:: PROVIDED PASSAGE ::
┌────────
Referring to FIG. 1, the sensor 14 can be mounted into the flush
handle hole of the toilet T, via a nut N threadably fastened to a
threaded portion of the member 64. The sensor 14 is electrically
connected to the motor 20 in the actuator box 16 via the wire W
passing through the center passageway 66 of the member 64 and
sandwiched between the first cover 36 and actuator box 16 as shown
in FIG. 1. The wire W should be thin enough to allow the first
cover 36 to seal properly, thus preventing moisture from entering
the actuator box 16. However, grommets or other types of seals or
sealants can be used for the wire W to pass through the actuator
box 16.
[0042] FIG. 8 shows a second embodiment of an automatic toilet
flushing system 70 that is similar to automatic flushing system 10.
As shown in FIG. 8, a sensor 72 includes a sensor housing 74 and a
sensor element 75. The sensor element 75 can be an infrared sensor
that is well known in the art to detect the presence of a user.
Sensor housing 74 preferably is mounted on a wall in close
proximity to actuator 12. However, it can be appreciated that
sensor housing 72 may be located anywhere in the bathroom as long
as it can detect a user near the toilet. The sensor housing 74 can
house all of the internal components of sensor 14 including a
transmitter for wireless communication (not shown), thereby
eliminating the need for a physical connection, such as a wire W
between the sensor 72 and the actuator 12. For wireless
communication, the transmitter can transmit a signal from the
sensor 72 to a signal transmission receiver (not shown) in the
actuator box 16, for example, by radio frequency transmissions. The
sensor housing 74 can be attached to a wall or an object using
mechanical fasteners, adhesive tape or other means known in the
art. The wire W can use male/female connectors to the sensor 72 and
the actuator 16.
[0043] In a conventional toilet T with which the automatic flushing
system 10 and 70 may be used, the toilet T comprises a toilet bowl
TB and a reservoir tank 13 (also referred to as a water chest)
located immediately rearwardly of and above the toilet bowl as best
shown in FIG. 1. In this way, water is allowed to drain from the
reservoir tank 13 by the force of gravity directly into the toilet
bowl through conventional plumbing connections. Referring
particularly to FIG. 8, the toilet T is generally provided with the
flush handle H normally located on the side of the reservoir tank
13 and which operates a flushing mechanism M located within the
reservoir tank 13. As particularly shown in FIG. 4, this flushing
mechanism M typically includes a flapper valve 76 which is located
at the lower end of the reservoir tank 13 and which can be opened
and closed with respect to a water outlet 78 covered by the flapper
valve 76 for releasing water into the toilet bowl. In conventional
toilets having a manual flush handle H (FIG. 8), a second bead
chain 77 (shown in FIG. 4) is generally used to connect the flapper
valve 76 to the flush handle H. In an embodiment of the invention,
the manual flush handle is replaced with the sensor 14 of the
automatic flushing system 10. Referring to FIGS. 1 and 8, the
actuator 12 is mounted to a ledge of the reservoir tank 13 via a
bracket B, and the chain C connects the actuator 12 to the flapper
valve 76 (shown best in FIG. 4). As shown best in FIG. 4, one end
of the chain C is connected to the handle swivel HS on the external
arm 24 and the opposite end of the chain C is connected to the
flapper valve 76.
└────────
:: EXERCISE REQUIREMENTS ::
a: In the flushing-system passage, how is the actuator 12 mounted to the reservoir tank 13?
b: Reproduce the flushing-system passage word for word, from "[0042] FIG. 8" up to and including "presence of a user.".
Rely on the flushing-system passage alone.

:: DATASET CONTENT ::
┌────────
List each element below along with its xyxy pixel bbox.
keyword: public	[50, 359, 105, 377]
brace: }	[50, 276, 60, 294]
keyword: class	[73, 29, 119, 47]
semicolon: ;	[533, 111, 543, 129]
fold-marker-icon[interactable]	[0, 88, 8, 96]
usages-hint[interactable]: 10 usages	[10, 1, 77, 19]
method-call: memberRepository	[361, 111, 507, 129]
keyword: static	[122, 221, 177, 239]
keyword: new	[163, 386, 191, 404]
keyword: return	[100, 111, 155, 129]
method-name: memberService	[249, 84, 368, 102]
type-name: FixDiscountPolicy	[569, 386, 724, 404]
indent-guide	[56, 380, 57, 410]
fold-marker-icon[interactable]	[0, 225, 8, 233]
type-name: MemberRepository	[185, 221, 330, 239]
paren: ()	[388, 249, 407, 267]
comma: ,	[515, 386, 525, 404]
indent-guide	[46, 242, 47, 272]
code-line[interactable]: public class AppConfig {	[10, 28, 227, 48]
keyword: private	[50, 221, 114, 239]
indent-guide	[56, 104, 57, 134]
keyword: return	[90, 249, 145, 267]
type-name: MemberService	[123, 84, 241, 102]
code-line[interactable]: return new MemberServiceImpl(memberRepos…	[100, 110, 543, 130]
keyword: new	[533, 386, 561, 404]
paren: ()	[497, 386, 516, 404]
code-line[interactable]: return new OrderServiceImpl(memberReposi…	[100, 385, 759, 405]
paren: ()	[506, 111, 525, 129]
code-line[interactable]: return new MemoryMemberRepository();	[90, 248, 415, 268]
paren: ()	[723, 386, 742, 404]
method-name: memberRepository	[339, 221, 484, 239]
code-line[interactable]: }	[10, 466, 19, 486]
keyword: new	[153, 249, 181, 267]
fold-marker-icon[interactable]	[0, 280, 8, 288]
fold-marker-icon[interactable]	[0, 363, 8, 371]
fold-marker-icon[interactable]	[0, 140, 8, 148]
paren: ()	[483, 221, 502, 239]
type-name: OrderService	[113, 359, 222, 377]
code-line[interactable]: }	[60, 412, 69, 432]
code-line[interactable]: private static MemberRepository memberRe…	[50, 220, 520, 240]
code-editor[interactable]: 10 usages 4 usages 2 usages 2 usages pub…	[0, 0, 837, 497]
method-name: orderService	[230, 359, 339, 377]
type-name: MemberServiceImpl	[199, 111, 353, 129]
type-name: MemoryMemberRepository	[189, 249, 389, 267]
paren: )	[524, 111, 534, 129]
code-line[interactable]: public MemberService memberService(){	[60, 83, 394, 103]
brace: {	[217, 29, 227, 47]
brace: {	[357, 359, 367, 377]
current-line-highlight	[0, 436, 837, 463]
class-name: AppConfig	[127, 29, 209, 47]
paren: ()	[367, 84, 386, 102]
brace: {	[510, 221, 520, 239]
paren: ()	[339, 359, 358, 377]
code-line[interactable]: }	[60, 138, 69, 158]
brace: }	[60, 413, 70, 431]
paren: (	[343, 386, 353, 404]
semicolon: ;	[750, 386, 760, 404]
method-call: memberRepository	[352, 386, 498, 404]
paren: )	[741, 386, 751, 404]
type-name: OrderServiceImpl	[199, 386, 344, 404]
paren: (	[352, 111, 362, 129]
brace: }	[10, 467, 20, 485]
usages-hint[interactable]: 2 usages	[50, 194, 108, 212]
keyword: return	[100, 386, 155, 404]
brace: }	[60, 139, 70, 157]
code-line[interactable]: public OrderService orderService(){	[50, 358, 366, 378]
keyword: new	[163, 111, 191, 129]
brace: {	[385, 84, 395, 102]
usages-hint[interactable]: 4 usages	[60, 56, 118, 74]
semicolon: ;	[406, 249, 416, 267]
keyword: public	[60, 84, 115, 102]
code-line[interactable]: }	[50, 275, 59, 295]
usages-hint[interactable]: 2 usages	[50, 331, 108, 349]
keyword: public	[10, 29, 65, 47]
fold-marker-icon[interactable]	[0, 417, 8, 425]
└────────
:: FULL SOLUTIONS ::
a: It is mounted to a ledge of the reservoir tank 13 via a bracket B.

b:
[0042] FIG. 8 shows a second embodiment of an automatic toilet
flushing system 70 that is similar to automatic flushing system 10.
As shown in FIG. 8, a sensor 72 includes a sensor housing 74 and a
sensor element 75. The sensor element 75 can be an infrared sensor
that is well known in the art to detect the presence of a user.